AIM OF THE TASK - Copy out each line in the material below that has the word "Time".

GIVEN DATA -
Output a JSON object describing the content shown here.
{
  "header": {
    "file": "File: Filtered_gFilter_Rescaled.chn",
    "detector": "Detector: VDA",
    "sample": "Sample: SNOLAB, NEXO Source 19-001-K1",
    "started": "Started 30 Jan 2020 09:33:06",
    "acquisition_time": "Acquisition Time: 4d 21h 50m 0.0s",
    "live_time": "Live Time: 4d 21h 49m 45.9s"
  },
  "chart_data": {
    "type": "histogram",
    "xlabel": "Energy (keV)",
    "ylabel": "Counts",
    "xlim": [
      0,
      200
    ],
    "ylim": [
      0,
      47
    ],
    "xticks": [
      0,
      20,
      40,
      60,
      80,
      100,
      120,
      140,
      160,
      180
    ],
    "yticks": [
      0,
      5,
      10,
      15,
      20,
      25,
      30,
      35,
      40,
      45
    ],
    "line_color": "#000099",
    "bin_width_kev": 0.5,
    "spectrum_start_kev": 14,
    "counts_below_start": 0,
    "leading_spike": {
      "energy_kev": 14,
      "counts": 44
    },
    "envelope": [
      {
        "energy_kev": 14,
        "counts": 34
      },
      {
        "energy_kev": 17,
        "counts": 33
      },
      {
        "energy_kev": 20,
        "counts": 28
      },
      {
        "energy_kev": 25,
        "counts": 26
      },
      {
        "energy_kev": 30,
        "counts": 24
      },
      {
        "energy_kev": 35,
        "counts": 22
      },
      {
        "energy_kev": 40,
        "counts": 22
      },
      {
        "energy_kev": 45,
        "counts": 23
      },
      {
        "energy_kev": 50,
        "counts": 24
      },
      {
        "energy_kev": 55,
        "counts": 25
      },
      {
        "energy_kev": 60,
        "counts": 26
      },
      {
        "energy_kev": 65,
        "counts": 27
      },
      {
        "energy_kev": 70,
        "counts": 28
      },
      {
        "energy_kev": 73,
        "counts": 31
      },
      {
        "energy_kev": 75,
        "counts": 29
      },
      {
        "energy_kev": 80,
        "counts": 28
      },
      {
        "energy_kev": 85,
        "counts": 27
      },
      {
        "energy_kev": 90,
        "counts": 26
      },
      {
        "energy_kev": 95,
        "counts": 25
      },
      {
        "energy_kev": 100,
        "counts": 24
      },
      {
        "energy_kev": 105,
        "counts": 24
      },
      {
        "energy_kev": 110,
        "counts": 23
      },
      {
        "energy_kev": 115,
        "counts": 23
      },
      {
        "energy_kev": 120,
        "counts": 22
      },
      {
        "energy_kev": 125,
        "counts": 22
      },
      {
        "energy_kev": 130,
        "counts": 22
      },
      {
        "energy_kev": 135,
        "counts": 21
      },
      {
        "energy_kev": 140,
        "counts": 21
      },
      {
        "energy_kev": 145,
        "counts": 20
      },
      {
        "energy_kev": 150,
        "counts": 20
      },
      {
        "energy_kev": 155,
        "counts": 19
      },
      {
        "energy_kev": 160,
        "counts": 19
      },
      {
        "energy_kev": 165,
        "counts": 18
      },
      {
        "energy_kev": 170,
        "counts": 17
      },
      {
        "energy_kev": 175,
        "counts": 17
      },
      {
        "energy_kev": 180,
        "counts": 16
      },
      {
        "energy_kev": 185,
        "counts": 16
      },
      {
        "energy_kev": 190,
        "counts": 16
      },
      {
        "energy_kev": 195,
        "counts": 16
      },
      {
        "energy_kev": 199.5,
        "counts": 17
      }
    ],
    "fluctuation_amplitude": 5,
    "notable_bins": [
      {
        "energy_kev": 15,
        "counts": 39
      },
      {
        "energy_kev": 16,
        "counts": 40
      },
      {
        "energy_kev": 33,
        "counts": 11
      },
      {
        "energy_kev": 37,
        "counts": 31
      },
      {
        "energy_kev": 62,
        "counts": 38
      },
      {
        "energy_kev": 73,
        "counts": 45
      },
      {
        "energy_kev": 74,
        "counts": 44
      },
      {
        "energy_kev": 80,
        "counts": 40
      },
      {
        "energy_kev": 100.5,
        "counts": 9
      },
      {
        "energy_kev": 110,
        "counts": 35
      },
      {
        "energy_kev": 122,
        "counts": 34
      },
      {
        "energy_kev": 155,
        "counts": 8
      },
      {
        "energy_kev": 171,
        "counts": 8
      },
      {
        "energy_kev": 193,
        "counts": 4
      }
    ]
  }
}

FINISHED EXERCISE -
    "acquisition_time": "Acquisition Time: 4d 21h 50m 0.0s",
    "live_time": "Live Time: 4d 21h 49m 45.9s"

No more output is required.